# RECORDED DATA start

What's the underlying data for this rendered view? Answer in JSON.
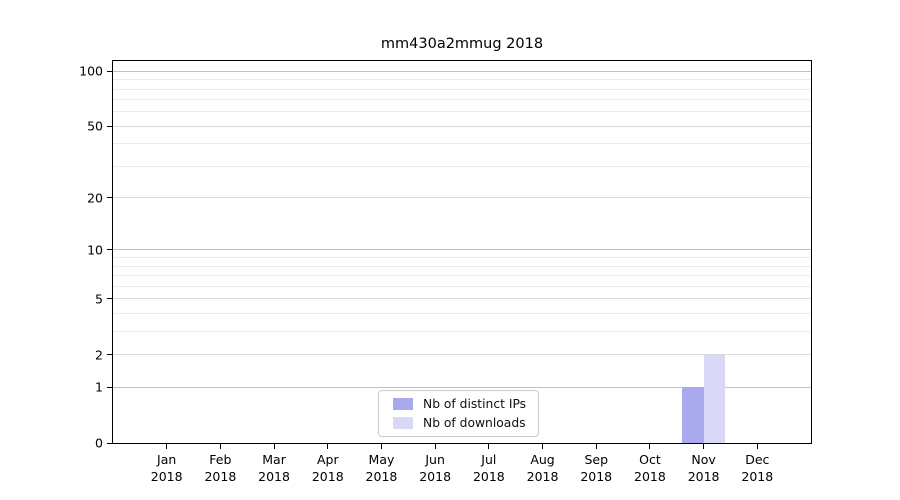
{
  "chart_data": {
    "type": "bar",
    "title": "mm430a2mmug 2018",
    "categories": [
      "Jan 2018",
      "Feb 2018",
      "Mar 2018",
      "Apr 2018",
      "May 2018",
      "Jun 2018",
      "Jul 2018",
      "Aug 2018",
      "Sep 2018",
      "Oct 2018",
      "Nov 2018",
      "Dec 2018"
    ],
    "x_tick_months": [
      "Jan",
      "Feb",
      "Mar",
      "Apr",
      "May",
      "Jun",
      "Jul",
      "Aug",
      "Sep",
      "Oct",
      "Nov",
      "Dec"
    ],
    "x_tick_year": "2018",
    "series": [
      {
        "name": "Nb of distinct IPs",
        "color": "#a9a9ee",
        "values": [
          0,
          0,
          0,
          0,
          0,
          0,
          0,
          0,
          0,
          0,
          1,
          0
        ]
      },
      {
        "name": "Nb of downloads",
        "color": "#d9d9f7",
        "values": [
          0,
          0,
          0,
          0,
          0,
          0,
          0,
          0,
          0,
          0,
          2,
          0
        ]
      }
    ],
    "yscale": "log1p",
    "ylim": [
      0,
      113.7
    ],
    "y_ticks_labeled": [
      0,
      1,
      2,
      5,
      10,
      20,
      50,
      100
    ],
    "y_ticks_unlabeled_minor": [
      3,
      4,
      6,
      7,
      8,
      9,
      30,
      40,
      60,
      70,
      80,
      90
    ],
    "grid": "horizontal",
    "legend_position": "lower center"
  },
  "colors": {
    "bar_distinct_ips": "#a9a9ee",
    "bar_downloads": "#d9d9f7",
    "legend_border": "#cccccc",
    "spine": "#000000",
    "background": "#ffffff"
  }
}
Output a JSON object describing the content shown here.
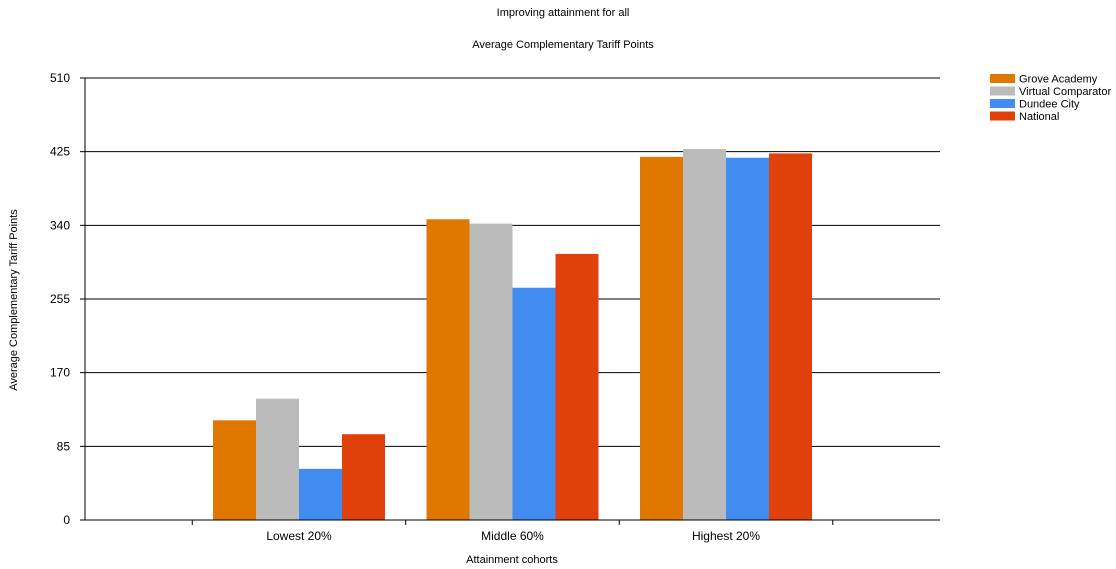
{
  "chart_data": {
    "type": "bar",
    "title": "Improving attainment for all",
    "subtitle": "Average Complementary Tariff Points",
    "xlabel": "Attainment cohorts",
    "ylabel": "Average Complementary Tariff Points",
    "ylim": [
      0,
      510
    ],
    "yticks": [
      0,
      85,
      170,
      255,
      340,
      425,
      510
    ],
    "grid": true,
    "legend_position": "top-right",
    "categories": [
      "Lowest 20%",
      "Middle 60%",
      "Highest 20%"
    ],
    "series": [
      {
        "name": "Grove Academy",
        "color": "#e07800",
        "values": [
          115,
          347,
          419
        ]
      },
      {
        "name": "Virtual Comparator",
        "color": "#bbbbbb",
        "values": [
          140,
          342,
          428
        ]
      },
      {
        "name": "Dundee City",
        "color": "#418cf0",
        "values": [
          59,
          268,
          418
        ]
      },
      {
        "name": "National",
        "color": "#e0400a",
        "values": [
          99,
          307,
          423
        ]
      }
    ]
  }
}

# RECORDED DATA end
# RECORDED DATA start

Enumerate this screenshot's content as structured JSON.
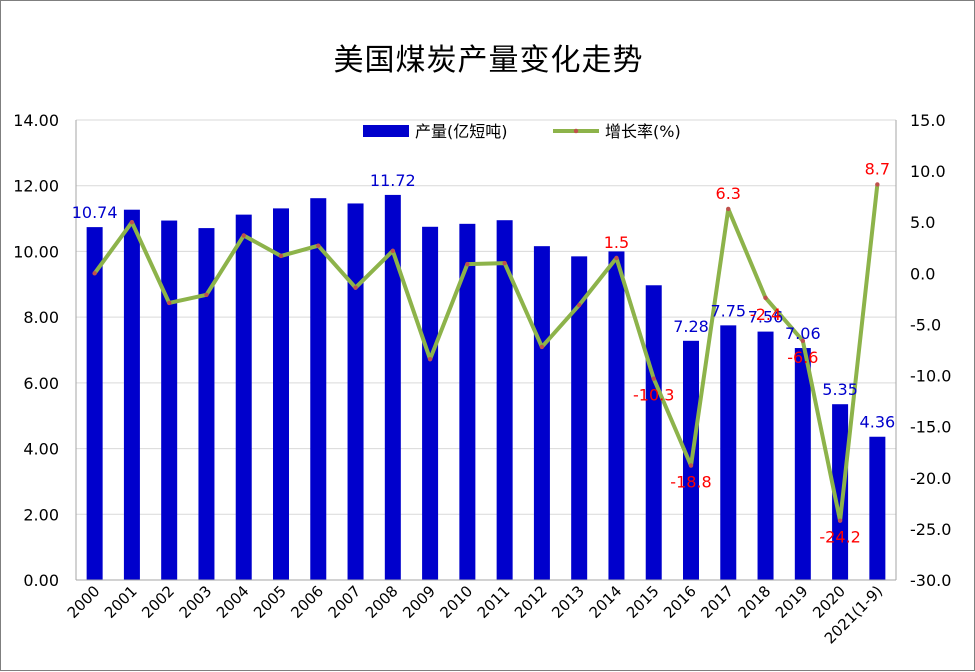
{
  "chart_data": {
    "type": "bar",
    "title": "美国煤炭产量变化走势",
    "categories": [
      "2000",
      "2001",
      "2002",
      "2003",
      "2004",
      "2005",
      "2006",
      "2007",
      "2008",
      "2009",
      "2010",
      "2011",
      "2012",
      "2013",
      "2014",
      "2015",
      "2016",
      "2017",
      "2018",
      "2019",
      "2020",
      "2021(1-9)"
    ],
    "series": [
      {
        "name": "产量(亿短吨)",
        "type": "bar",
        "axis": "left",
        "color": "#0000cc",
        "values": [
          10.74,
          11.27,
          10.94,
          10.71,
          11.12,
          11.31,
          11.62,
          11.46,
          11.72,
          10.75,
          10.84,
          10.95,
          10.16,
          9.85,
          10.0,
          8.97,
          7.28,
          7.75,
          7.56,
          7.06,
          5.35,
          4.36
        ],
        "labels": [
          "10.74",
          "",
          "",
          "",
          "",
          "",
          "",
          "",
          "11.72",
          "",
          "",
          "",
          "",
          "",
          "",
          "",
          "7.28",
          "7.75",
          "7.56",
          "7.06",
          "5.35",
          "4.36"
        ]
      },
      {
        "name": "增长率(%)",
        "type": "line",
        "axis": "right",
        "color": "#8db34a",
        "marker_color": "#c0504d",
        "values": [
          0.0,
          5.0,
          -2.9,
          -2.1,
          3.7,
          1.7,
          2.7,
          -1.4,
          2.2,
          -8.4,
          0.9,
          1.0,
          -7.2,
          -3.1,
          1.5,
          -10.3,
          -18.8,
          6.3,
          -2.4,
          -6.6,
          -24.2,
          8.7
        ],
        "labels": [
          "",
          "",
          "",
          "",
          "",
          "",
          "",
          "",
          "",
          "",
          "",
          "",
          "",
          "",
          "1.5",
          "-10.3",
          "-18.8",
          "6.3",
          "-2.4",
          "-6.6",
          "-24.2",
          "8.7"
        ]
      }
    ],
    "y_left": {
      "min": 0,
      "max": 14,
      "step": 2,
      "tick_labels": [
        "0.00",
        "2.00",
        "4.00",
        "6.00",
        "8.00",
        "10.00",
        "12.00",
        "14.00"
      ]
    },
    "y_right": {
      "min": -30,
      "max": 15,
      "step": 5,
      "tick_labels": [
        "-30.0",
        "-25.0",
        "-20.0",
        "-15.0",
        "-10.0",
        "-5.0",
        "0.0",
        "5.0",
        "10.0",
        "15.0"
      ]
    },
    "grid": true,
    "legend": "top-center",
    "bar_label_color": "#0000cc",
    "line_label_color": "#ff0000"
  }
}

# RECORDED DATA end

* [TASK PROMPT]:
Copy every line of the listing that contains the word "this".

* [COMPLETED TASK]:
What's the underlying data for this rendered view? Answer in JSON.
Enumerate this screenshot's content as structured JSON.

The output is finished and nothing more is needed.